__SHORT TASK__: Print the data exactly, leaving nothing out.

(Extracted records)
============

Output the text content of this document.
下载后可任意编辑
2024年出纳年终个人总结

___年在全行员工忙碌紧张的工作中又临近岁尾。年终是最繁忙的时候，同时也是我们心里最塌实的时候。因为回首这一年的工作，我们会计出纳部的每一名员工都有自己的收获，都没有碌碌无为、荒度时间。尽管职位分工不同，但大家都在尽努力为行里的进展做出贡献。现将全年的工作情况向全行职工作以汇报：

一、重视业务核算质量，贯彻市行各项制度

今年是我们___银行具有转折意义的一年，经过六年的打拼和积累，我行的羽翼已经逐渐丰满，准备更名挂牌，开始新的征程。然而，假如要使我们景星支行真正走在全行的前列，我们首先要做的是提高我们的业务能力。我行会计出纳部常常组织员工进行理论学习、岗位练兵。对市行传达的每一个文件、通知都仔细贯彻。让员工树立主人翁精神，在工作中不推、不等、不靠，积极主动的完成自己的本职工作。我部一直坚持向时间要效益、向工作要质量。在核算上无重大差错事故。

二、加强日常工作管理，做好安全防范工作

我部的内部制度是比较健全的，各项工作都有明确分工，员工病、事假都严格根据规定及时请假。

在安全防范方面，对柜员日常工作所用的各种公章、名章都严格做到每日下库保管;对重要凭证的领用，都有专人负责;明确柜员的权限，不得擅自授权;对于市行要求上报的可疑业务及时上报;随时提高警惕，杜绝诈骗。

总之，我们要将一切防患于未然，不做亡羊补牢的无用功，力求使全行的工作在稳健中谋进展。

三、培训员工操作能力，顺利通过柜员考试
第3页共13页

============

__OUTPUT FOR THIS TASK__:
Output the text content of this document.
下载后可任意编辑
2024年出纳年终个人总结

___年在全行员工忙碌紧张的工作中又临近岁尾。年终是最繁忙的时候，同时也是我们心里最塌实的时候。因为回首这一年的工作，我们会计出纳部的每一名员工都有自己的收获，都没有碌碌无为、荒度时间。尽管职位分工不同，但大家都在尽努力为行里的进展做出贡献。现将全年的工作情况向全行职工作以汇报：

一、重视业务核算质量，贯彻市行各项制度

今年是我们___银行具有转折意义的一年，经过六年的打拼和积累，我行的羽翼已经逐渐丰满，准备更名挂牌，开始新的征程。然而，假如要使我们景星支行真正走在全行的前列，我们首先要做的是提高我们的业务能力。我行会计出纳部常常组织员工进行理论学习、岗位练兵。对市行传达的每一个文件、通知都仔细贯彻。让员工树立主人翁精神，在工作中不推、不等、不靠，积极主动的完成自己的本职工作。我部一直坚持向时间要效益、向工作要质量。在核算上无重大差错事故。

二、加强日常工作管理，做好安全防范工作

我部的内部制度是比较健全的，各项工作都有明确分工，员工病、事假都严格根据规定及时请假。

在安全防范方面，对柜员日常工作所用的各种公章、名章都严格做到每日下库保管;对重要凭证的领用，都有专人负责;明确柜员的权限，不得擅自授权;对于市行要求上报的可疑业务及时上报;随时提高警惕，杜绝诈骗。

总之，我们要将一切防患于未然，不做亡羊补牢的无用功，力求使全行的工作在稳健中谋进展。

三、培训员工操作能力，顺利通过柜员考试
第3页共13页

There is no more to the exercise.